* [Written request] Transcribe all of the material exactly. Any picture in it should be left out.

[Dataset listings of figures]
** start **

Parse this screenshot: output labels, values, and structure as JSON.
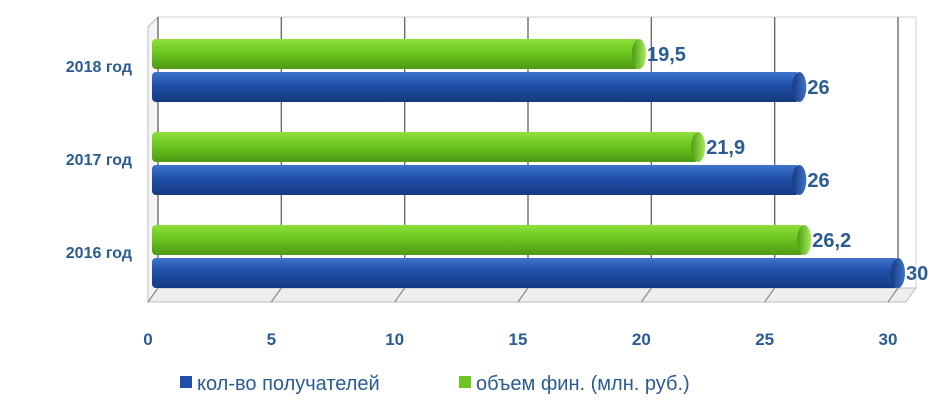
{
  "chart_data": {
    "type": "bar",
    "orientation": "horizontal",
    "categories": [
      "2018 год",
      "2017 год",
      "2016 год"
    ],
    "series": [
      {
        "name": "объем фин. (млн. руб.)",
        "color": "#6cc520",
        "values": [
          19.5,
          21.9,
          26.2
        ],
        "labels": [
          "19,5",
          "21,9",
          "26,2"
        ]
      },
      {
        "name": "кол-во получателей",
        "color": "#1f4fa8",
        "values": [
          26,
          26,
          30
        ],
        "labels": [
          "26",
          "26",
          "30"
        ]
      }
    ],
    "x_ticks": [
      "0",
      "5",
      "10",
      "15",
      "20",
      "25",
      "30"
    ],
    "xlim": [
      0,
      30
    ],
    "grid": "vertical",
    "legend_position": "bottom",
    "title": "",
    "xlabel": "",
    "ylabel": ""
  }
}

** end **

* [Solution to this exercise]
Parse this screenshot: output labels, values, and structure as JSON.
{
  "chart_data": {
    "type": "bar",
    "orientation": "horizontal",
    "categories": [
      "2018 год",
      "2017 год",
      "2016 год"
    ],
    "series": [
      {
        "name": "объем фин. (млн. руб.)",
        "color": "#6cc520",
        "values": [
          19.5,
          21.9,
          26.2
        ],
        "labels": [
          "19,5",
          "21,9",
          "26,2"
        ]
      },
      {
        "name": "кол-во получателей",
        "color": "#1f4fa8",
        "values": [
          26,
          26,
          30
        ],
        "labels": [
          "26",
          "26",
          "30"
        ]
      }
    ],
    "x_ticks": [
      "0",
      "5",
      "10",
      "15",
      "20",
      "25",
      "30"
    ],
    "xlim": [
      0,
      30
    ],
    "grid": "vertical",
    "legend_position": "bottom",
    "title": "",
    "xlabel": "",
    "ylabel": ""
  }
}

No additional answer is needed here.